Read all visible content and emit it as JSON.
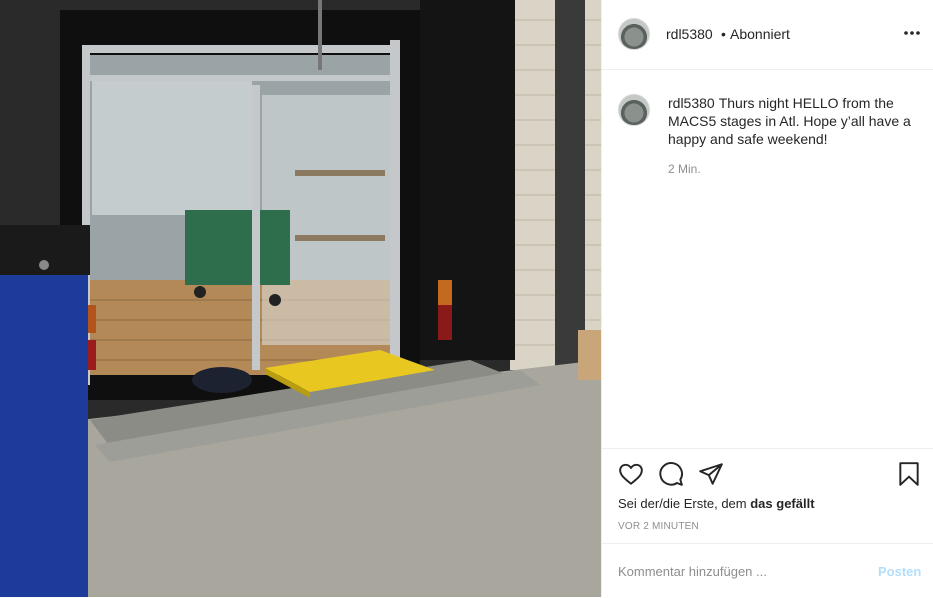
{
  "header": {
    "username": "rdl5380",
    "separator": "•",
    "follow_status": "Abonniert"
  },
  "caption": {
    "username": "rdl5380",
    "text": "Thurs night HELLO from the MACS5 stages in Atl. Hope y’all have a happy and safe weekend!",
    "time": "2 Min."
  },
  "actions": {
    "likes_prefix": "Sei der/die Erste, dem ",
    "likes_bold": "das gefällt",
    "time_ago": "VOR 2 MINUTEN"
  },
  "comment": {
    "placeholder": "Kommentar hinzufügen ...",
    "post_label": "Posten"
  },
  "icons": [
    "more-options-icon",
    "heart-icon",
    "comment-icon",
    "share-icon",
    "bookmark-icon"
  ],
  "colors": {
    "text": "#262626",
    "muted": "#8e8e8e",
    "post_button_disabled": "#b2dffc",
    "divider": "#efefef"
  }
}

*EXERCISE DETAILS*. For each line above that contains the word "text", copy that line.

*FULL RESPONSE*.
    "text": "Thurs night HELLO from the MACS5 stages in Atl. Hope y’all have a happy and safe weekend!",
    "text": "#262626",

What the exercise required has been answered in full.